Transcribe the material in full. Nothing should differ except that the pictures are left out.

■ Stored records ■
((
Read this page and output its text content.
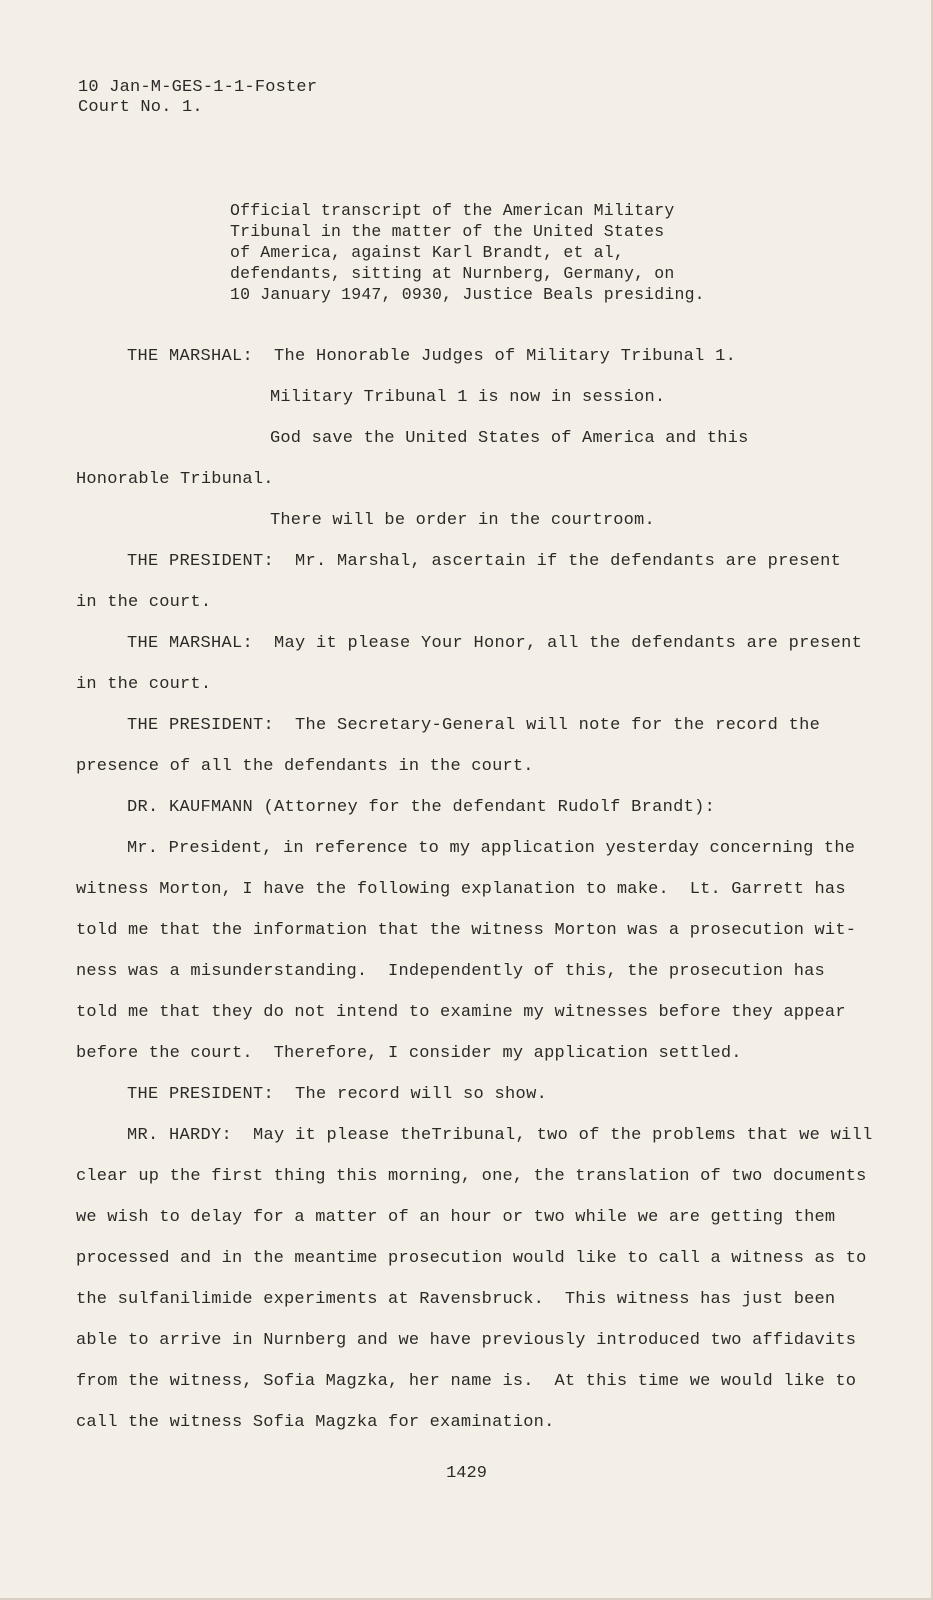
10 Jan-M-GES-1-1-Foster
Court No. 1.
Official transcript of the American Military
Tribunal in the matter of the United States
of America, against Karl Brandt, et al,
defendants, sitting at Nurnberg, Germany, on
10 January 1947, 0930, Justice Beals presiding.
THE MARSHAL:  The Honorable Judges of Military Tribunal 1.
Military Tribunal 1 is now in session.
God save the United States of America and this
Honorable Tribunal.
There will be order in the courtroom.
THE PRESIDENT:  Mr. Marshal, ascertain if the defendants are present
in the court.
THE MARSHAL:  May it please Your Honor, all the defendants are present
in the court.
THE PRESIDENT:  The Secretary-General will note for the record the
presence of all the defendants in the court.
DR. KAUFMANN (Attorney for the defendant Rudolf Brandt):
Mr. President, in reference to my application yesterday concerning the
witness Morton, I have the following explanation to make.  Lt. Garrett has
told me that the information that the witness Morton was a prosecution wit-
ness was a misunderstanding.  Independently of this, the prosecution has
told me that they do not intend to examine my witnesses before they appear
before the court.  Therefore, I consider my application settled.
THE PRESIDENT:  The record will so show.
MR. HARDY:  May it please theTribunal, two of the problems that we will
clear up the first thing this morning, one, the translation of two documents
we wish to delay for a matter of an hour or two while we are getting them
processed and in the meantime prosecution would like to call a witness as to
the sulfanilimide experiments at Ravensbruck.  This witness has just been
able to arrive in Nurnberg and we have previously introduced two affidavits
from the witness, Sofia Magzka, her name is.  At this time we would like to
call the witness Sofia Magzka for examination.
1429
))
■ Response ■
Read this page and output its text content.
10 Jan-M-GES-1-1-Foster
Court No. 1.
Official transcript of the American Military
Tribunal in the matter of the United States
of America, against Karl Brandt, et al,
defendants, sitting at Nurnberg, Germany, on
10 January 1947, 0930, Justice Beals presiding.
THE MARSHAL:  The Honorable Judges of Military Tribunal 1.
Military Tribunal 1 is now in session.
God save the United States of America and this
Honorable Tribunal.
There will be order in the courtroom.
THE PRESIDENT:  Mr. Marshal, ascertain if the defendants are present
in the court.
THE MARSHAL:  May it please Your Honor, all the defendants are present
in the court.
THE PRESIDENT:  The Secretary-General will note for the record the
presence of all the defendants in the court.
DR. KAUFMANN (Attorney for the defendant Rudolf Brandt):
Mr. President, in reference to my application yesterday concerning the
witness Morton, I have the following explanation to make.  Lt. Garrett has
told me that the information that the witness Morton was a prosecution wit-
ness was a misunderstanding.  Independently of this, the prosecution has
told me that they do not intend to examine my witnesses before they appear
before the court.  Therefore, I consider my application settled.
THE PRESIDENT:  The record will so show.
MR. HARDY:  May it please theTribunal, two of the problems that we will
clear up the first thing this morning, one, the translation of two documents
we wish to delay for a matter of an hour or two while we are getting them
processed and in the meantime prosecution would like to call a witness as to
the sulfanilimide experiments at Ravensbruck.  This witness has just been
able to arrive in Nurnberg and we have previously introduced two affidavits
from the witness, Sofia Magzka, her name is.  At this time we would like to
call the witness Sofia Magzka for examination.
1429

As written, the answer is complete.